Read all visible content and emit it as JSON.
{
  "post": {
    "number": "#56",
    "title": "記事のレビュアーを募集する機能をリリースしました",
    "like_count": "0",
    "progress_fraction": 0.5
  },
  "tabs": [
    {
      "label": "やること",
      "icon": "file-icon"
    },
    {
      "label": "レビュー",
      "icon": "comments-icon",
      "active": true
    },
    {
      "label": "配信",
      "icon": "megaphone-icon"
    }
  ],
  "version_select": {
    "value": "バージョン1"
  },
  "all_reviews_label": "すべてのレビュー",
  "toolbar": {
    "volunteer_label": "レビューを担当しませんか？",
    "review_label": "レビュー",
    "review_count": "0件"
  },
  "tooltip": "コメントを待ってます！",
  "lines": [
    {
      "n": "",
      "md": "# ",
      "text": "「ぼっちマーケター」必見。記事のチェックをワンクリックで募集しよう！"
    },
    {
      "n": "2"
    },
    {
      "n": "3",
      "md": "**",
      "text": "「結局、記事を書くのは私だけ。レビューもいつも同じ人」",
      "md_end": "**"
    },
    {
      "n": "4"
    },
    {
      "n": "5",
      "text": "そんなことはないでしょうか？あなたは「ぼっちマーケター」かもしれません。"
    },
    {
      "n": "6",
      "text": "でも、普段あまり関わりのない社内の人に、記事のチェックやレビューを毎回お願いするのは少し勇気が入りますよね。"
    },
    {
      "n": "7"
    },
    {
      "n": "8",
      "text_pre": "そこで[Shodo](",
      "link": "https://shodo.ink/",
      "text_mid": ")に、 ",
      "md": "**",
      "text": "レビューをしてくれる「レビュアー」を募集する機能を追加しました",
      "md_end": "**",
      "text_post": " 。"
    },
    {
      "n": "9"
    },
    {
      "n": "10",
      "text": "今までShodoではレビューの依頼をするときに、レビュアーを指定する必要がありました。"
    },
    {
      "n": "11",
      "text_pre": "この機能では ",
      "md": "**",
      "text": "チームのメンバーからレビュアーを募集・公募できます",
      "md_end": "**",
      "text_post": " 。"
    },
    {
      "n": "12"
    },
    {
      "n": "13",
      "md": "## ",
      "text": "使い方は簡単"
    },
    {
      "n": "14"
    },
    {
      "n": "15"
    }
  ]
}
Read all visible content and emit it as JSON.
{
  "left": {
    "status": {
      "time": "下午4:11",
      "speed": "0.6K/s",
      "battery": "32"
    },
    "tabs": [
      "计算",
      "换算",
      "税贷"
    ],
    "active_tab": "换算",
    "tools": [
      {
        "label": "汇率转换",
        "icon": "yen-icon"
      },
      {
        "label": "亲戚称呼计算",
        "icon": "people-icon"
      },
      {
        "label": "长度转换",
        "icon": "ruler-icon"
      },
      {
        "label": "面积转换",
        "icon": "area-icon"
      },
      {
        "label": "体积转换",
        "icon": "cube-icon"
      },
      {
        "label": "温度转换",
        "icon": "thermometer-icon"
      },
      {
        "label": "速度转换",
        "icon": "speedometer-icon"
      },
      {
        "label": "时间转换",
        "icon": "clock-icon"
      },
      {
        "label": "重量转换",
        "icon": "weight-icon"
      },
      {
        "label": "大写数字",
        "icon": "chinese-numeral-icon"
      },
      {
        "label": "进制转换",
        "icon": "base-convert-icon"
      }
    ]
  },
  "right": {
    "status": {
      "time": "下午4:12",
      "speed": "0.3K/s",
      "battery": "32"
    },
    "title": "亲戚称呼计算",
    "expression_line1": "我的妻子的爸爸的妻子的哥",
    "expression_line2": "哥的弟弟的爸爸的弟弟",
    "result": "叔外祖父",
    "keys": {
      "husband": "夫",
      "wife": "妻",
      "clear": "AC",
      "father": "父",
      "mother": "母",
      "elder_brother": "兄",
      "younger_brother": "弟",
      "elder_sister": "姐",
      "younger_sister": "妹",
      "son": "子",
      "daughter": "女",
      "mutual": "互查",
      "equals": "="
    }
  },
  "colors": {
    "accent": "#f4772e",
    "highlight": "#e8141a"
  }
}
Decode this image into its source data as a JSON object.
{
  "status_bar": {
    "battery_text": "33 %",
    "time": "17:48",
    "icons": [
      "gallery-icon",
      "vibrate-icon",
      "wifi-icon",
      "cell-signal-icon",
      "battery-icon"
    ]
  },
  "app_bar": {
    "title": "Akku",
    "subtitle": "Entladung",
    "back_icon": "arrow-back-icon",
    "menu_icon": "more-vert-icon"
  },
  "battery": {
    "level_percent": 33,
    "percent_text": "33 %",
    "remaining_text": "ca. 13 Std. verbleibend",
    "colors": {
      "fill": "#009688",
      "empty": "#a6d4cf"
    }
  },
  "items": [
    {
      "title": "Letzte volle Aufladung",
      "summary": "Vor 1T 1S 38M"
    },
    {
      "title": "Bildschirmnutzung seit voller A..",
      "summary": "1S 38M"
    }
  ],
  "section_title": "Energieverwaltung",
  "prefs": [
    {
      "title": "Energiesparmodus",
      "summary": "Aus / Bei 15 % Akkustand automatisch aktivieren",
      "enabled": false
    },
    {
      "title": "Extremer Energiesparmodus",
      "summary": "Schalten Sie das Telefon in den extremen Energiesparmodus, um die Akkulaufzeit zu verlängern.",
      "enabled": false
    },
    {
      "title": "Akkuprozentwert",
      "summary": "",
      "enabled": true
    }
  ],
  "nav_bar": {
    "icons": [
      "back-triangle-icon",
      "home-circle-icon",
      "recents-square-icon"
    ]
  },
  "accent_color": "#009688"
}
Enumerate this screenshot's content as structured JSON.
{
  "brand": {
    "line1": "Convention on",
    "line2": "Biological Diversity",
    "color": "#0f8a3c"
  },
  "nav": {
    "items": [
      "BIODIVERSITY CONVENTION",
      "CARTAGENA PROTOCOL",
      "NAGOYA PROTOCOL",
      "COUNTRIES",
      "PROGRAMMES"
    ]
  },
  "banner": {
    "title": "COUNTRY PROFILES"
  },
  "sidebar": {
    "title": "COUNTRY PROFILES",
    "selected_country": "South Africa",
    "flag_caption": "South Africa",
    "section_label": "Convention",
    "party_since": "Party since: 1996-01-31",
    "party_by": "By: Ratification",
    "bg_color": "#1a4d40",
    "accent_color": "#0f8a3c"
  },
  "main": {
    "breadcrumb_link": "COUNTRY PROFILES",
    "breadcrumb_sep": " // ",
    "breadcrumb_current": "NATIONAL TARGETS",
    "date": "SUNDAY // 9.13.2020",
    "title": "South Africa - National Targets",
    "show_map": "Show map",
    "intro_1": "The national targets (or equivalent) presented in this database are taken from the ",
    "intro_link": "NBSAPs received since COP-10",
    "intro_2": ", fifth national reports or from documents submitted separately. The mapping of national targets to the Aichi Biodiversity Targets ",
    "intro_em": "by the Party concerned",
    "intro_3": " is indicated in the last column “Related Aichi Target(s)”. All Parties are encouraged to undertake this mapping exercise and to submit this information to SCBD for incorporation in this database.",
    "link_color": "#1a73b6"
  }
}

..............................

▶ _Short problem_
Output the whole listing above again, word for word.

▶ _Task solution_
Read all visible content and emit it as JSON.
{
  "post": {
    "number": "#56",
    "title": "記事のレビュアーを募集する機能をリリースしました",
    "like_count": "0",
    "progress_fraction": 0.5
  },
  "tabs": [
    {
      "label": "やること",
      "icon": "file-icon"
    },
    {
      "label": "レビュー",
      "icon": "comments-icon",
      "active": true
    },
    {
      "label": "配信",
      "icon": "megaphone-icon"
    }
  ],
  "version_select": {
    "value": "バージョン1"
  },
  "all_reviews_label": "すべてのレビュー",
  "toolbar": {
    "volunteer_label": "レビューを担当しませんか？",
    "review_label": "レビュー",
    "review_count": "0件"
  },
  "tooltip": "コメントを待ってます！",
  "lines": [
    {
      "n": "",
      "md": "# ",
      "text": "「ぼっちマーケター」必見。記事のチェックをワンクリックで募集しよう！"
    },
    {
      "n": "2"
    },
    {
      "n": "3",
      "md": "**",
      "text": "「結局、記事を書くのは私だけ。レビューもいつも同じ人」",
      "md_end": "**"
    },
    {
      "n": "4"
    },
    {
      "n": "5",
      "text": "そんなことはないでしょうか？あなたは「ぼっちマーケター」かもしれません。"
    },
    {
      "n": "6",
      "text": "でも、普段あまり関わりのない社内の人に、記事のチェックやレビューを毎回お願いするのは少し勇気が入りますよね。"
    },
    {
      "n": "7"
    },
    {
      "n": "8",
      "text_pre": "そこで[Shodo](",
      "link": "https://shodo.ink/",
      "text_mid": ")に、 ",
      "md": "**",
      "text": "レビューをしてくれる「レビュアー」を募集する機能を追加しました",
      "md_end": "**",
      "text_post": " 。"
    },
    {
      "n": "9"
    },
    {
      "n": "10",
      "text": "今までShodoではレビューの依頼をするときに、レビュアーを指定する必要がありました。"
    },
    {
      "n": "11",
      "text_pre": "この機能では ",
      "md": "**",
      "text": "チームのメンバーからレビュアーを募集・公募できます",
      "md_end": "**",
      "text_post": " 。"
    },
    {
      "n": "12"
    },
    {
      "n": "13",
      "md": "## ",
      "text": "使い方は簡単"
    },
    {
      "n": "14"
    },
    {
      "n": "15"
    }
  ]
}
Read all visible content and emit it as JSON.
{
  "left": {
    "status": {
      "time": "下午4:11",
      "speed": "0.6K/s",
      "battery": "32"
    },
    "tabs": [
      "计算",
      "换算",
      "税贷"
    ],
    "active_tab": "换算",
    "tools": [
      {
        "label": "汇率转换",
        "icon": "yen-icon"
      },
      {
        "label": "亲戚称呼计算",
        "icon": "people-icon"
      },
      {
        "label": "长度转换",
        "icon": "ruler-icon"
      },
      {
        "label": "面积转换",
        "icon": "area-icon"
      },
      {
        "label": "体积转换",
        "icon": "cube-icon"
      },
      {
        "label": "温度转换",
        "icon": "thermometer-icon"
      },
      {
        "label": "速度转换",
        "icon": "speedometer-icon"
      },
      {
        "label": "时间转换",
        "icon": "clock-icon"
      },
      {
        "label": "重量转换",
        "icon": "weight-icon"
      },
      {
        "label": "大写数字",
        "icon": "chinese-numeral-icon"
      },
      {
        "label": "进制转换",
        "icon": "base-convert-icon"
      }
    ]
  },
  "right": {
    "status": {
      "time": "下午4:12",
      "speed": "0.3K/s",
      "battery": "32"
    },
    "title": "亲戚称呼计算",
    "expression_line1": "我的妻子的爸爸的妻子的哥",
    "expression_line2": "哥的弟弟的爸爸的弟弟",
    "result": "叔外祖父",
    "keys": {
      "husband": "夫",
      "wife": "妻",
      "clear": "AC",
      "father": "父",
      "mother": "母",
      "elder_brother": "兄",
      "younger_brother": "弟",
      "elder_sister": "姐",
      "younger_sister": "妹",
      "son": "子",
      "daughter": "女",
      "mutual": "互查",
      "equals": "="
    }
  },
  "colors": {
    "accent": "#f4772e",
    "highlight": "#e8141a"
  }
}
Decode this image into its source data as a JSON object.
{
  "status_bar": {
    "battery_text": "33 %",
    "time": "17:48",
    "icons": [
      "gallery-icon",
      "vibrate-icon",
      "wifi-icon",
      "cell-signal-icon",
      "battery-icon"
    ]
  },
  "app_bar": {
    "title": "Akku",
    "subtitle": "Entladung",
    "back_icon": "arrow-back-icon",
    "menu_icon": "more-vert-icon"
  },
  "battery": {
    "level_percent": 33,
    "percent_text": "33 %",
    "remaining_text": "ca. 13 Std. verbleibend",
    "colors": {
      "fill": "#009688",
      "empty": "#a6d4cf"
    }
  },
  "items": [
    {
      "title": "Letzte volle Aufladung",
      "summary": "Vor 1T 1S 38M"
    },
    {
      "title": "Bildschirmnutzung seit voller A..",
      "summary": "1S 38M"
    }
  ],
  "section_title": "Energieverwaltung",
  "prefs": [
    {
      "title": "Energiesparmodus",
      "summary": "Aus / Bei 15 % Akkustand automatisch aktivieren",
      "enabled": false
    },
    {
      "title": "Extremer Energiesparmodus",
      "summary": "Schalten Sie das Telefon in den extremen Energiesparmodus, um die Akkulaufzeit zu verlängern.",
      "enabled": false
    },
    {
      "title": "Akkuprozentwert",
      "summary": "",
      "enabled": true
    }
  ],
  "nav_bar": {
    "icons": [
      "back-triangle-icon",
      "home-circle-icon",
      "recents-square-icon"
    ]
  },
  "accent_color": "#009688"
}
Enumerate this screenshot's content as structured JSON.
{
  "brand": {
    "line1": "Convention on",
    "line2": "Biological Diversity",
    "color": "#0f8a3c"
  },
  "nav": {
    "items": [
      "BIODIVERSITY CONVENTION",
      "CARTAGENA PROTOCOL",
      "NAGOYA PROTOCOL",
      "COUNTRIES",
      "PROGRAMMES"
    ]
  },
  "banner": {
    "title": "COUNTRY PROFILES"
  },
  "sidebar": {
    "title": "COUNTRY PROFILES",
    "selected_country": "South Africa",
    "flag_caption": "South Africa",
    "section_label": "Convention",
    "party_since": "Party since: 1996-01-31",
    "party_by": "By: Ratification",
    "bg_color": "#1a4d40",
    "accent_color": "#0f8a3c"
  },
  "main": {
    "breadcrumb_link": "COUNTRY PROFILES",
    "breadcrumb_sep": " // ",
    "breadcrumb_current": "NATIONAL TARGETS",
    "date": "SUNDAY // 9.13.2020",
    "title": "South Africa - National Targets",
    "show_map": "Show map",
    "intro_1": "The national targets (or equivalent) presented in this database are taken from the ",
    "intro_link": "NBSAPs received since COP-10",
    "intro_2": ", fifth national reports or from documents submitted separately. The mapping of national targets to the Aichi Biodiversity Targets ",
    "intro_em": "by the Party concerned",
    "intro_3": " is indicated in the last column “Related Aichi Target(s)”. All Parties are encouraged to undertake this mapping exercise and to submit this information to SCBD for incorporation in this database.",
    "link_color": "#1a73b6"
  }
}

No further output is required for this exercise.